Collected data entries

########

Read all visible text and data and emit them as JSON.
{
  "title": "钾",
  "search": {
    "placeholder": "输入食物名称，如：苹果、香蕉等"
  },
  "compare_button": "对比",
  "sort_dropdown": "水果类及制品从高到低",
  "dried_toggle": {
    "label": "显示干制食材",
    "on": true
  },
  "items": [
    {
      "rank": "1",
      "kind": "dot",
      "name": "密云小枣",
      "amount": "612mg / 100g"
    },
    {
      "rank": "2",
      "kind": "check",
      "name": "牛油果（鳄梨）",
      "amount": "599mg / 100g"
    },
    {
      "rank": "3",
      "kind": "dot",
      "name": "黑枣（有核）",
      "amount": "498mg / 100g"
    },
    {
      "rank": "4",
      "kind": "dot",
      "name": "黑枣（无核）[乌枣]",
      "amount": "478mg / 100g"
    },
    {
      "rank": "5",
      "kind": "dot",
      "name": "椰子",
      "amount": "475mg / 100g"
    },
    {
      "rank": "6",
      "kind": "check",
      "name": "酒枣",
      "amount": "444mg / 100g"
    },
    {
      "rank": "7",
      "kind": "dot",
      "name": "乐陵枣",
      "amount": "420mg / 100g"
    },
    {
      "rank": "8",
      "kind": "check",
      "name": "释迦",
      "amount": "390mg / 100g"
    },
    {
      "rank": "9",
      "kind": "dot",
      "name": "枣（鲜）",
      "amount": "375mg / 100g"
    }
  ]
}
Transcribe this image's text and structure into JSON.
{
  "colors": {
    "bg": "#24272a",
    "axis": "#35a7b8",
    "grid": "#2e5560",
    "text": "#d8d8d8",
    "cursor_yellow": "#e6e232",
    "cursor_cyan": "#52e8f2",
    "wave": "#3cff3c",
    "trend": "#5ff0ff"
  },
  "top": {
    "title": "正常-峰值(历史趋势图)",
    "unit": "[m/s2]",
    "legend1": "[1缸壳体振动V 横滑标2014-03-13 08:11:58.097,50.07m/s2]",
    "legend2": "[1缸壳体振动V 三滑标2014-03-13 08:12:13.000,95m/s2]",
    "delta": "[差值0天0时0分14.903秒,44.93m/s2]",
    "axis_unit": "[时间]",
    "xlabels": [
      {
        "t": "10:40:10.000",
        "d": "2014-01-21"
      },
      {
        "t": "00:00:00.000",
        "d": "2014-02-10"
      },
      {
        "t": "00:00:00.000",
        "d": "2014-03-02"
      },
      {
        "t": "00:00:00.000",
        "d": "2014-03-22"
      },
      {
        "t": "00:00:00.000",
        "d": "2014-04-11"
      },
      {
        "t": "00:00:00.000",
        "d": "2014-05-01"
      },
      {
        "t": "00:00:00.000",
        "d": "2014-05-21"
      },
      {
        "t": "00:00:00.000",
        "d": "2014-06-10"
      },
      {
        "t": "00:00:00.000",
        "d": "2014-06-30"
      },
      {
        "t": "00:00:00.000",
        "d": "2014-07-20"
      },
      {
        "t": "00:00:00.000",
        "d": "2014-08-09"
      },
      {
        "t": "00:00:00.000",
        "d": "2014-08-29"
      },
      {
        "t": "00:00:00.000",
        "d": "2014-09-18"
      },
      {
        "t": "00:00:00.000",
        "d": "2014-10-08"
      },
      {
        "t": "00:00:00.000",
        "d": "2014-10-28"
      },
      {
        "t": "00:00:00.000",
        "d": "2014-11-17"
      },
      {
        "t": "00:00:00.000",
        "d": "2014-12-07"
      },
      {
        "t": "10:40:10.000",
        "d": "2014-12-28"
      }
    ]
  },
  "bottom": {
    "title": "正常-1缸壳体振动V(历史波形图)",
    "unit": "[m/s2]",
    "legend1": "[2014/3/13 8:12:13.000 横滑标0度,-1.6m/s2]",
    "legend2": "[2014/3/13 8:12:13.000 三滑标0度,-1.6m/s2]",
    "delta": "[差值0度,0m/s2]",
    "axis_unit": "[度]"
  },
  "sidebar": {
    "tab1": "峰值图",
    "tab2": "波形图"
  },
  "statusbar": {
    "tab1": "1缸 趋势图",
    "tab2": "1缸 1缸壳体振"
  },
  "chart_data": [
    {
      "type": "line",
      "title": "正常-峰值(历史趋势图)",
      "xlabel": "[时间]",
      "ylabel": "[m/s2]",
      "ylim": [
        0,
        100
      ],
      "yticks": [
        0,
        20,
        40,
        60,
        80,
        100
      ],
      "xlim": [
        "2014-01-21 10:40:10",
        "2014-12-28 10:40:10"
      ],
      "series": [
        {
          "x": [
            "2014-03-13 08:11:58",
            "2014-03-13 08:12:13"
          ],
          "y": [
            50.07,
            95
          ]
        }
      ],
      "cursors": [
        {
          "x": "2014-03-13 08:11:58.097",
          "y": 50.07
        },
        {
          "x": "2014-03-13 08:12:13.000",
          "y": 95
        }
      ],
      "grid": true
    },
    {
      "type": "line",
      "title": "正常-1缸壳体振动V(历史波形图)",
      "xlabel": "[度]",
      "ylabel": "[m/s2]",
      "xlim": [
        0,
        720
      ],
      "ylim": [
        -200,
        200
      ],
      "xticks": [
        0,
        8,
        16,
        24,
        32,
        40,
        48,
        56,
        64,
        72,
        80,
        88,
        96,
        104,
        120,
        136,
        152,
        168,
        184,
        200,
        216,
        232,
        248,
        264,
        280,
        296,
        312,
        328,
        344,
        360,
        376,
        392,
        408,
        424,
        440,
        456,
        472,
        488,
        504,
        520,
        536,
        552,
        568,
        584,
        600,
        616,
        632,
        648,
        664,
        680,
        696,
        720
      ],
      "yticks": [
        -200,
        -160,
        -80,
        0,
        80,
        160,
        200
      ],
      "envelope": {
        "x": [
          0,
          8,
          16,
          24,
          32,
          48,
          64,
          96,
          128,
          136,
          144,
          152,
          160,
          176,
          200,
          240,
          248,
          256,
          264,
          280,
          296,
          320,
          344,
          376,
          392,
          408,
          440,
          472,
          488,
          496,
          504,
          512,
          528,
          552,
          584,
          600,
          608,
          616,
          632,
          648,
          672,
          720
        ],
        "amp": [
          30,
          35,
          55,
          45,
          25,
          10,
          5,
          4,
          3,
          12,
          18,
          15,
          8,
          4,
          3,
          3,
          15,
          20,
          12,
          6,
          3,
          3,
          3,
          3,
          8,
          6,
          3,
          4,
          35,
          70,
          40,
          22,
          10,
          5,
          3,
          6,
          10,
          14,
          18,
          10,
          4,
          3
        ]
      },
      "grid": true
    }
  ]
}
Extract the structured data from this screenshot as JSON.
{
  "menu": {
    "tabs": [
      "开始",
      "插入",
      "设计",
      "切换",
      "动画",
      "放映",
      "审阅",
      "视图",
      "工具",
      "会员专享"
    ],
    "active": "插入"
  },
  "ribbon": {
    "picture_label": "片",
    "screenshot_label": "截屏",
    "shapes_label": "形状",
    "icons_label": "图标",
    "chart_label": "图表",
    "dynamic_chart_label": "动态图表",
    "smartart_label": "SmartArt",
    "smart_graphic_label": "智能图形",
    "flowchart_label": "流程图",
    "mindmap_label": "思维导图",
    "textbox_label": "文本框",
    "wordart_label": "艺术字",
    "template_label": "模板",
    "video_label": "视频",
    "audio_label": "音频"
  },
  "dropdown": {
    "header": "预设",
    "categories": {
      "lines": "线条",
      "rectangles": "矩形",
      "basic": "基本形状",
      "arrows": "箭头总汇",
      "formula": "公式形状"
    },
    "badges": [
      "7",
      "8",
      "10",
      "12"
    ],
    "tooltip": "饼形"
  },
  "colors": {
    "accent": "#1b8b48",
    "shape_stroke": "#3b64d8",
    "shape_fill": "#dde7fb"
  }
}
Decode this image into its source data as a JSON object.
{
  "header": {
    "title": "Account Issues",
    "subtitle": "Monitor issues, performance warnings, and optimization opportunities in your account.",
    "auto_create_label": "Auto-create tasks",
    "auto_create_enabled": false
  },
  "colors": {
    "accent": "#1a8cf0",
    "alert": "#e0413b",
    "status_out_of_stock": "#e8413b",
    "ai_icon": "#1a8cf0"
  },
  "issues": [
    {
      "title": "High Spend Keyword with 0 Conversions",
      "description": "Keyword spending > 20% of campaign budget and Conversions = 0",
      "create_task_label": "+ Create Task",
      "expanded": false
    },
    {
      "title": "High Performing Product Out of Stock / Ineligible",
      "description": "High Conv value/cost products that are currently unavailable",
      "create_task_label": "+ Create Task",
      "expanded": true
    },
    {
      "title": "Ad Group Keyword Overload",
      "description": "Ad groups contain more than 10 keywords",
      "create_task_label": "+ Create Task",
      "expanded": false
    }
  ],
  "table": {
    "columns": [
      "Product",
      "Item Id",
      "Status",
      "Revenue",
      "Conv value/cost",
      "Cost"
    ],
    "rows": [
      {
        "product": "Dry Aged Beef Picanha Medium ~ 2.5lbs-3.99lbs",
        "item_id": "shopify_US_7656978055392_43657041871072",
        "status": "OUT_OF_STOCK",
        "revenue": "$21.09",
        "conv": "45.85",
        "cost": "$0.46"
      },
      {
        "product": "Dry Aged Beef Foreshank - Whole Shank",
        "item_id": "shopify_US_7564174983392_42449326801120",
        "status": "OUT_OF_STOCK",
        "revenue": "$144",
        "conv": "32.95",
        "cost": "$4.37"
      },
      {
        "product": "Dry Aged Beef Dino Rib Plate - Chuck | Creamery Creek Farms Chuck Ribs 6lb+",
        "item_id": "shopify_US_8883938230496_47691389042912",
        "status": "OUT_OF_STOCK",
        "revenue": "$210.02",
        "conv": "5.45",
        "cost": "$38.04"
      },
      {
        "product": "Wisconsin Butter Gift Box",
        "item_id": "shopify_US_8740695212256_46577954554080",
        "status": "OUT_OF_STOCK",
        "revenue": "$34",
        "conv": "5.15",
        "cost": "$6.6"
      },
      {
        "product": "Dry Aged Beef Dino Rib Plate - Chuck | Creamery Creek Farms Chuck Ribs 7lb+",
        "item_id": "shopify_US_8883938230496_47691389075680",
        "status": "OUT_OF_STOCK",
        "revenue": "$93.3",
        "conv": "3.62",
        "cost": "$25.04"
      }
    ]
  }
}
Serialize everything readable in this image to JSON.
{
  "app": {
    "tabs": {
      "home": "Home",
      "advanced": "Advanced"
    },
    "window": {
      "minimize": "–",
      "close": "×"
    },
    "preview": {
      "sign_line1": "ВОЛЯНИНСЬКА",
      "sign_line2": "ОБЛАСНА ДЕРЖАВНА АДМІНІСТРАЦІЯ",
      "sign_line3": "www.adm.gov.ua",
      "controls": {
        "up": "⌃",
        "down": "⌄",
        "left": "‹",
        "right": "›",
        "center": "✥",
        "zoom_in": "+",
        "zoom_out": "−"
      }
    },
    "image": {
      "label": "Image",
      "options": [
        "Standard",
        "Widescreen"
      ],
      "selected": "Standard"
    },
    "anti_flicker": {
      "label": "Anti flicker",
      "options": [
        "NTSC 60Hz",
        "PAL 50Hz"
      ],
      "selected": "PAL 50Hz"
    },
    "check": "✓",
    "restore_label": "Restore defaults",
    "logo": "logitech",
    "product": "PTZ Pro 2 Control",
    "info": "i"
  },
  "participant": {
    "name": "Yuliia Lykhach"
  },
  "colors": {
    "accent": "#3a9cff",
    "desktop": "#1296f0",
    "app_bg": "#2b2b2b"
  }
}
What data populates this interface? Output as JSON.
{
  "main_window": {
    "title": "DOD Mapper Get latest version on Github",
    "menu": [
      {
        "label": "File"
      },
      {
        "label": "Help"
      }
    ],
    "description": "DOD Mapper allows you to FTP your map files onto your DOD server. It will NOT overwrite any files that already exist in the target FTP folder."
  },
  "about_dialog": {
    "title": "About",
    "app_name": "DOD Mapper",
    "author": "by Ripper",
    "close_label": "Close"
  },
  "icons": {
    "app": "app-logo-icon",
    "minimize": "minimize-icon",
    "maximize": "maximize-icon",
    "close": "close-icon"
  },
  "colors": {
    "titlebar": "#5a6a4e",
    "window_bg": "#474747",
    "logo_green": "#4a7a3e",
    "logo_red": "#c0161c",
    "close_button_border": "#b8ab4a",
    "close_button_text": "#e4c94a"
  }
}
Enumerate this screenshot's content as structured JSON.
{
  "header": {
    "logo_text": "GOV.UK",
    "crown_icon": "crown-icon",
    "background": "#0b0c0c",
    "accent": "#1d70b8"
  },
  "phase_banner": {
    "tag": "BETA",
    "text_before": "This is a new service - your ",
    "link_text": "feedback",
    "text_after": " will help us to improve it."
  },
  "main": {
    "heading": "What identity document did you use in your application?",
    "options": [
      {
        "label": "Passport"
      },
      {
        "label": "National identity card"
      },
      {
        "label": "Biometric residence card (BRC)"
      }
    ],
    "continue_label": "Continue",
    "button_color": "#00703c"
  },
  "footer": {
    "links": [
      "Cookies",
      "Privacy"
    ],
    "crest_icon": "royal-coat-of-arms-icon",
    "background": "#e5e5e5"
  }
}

########

> [Problem description]:
Say how many lines of the listing above contain "accent", with no other words.

> [Exercise solution]:
4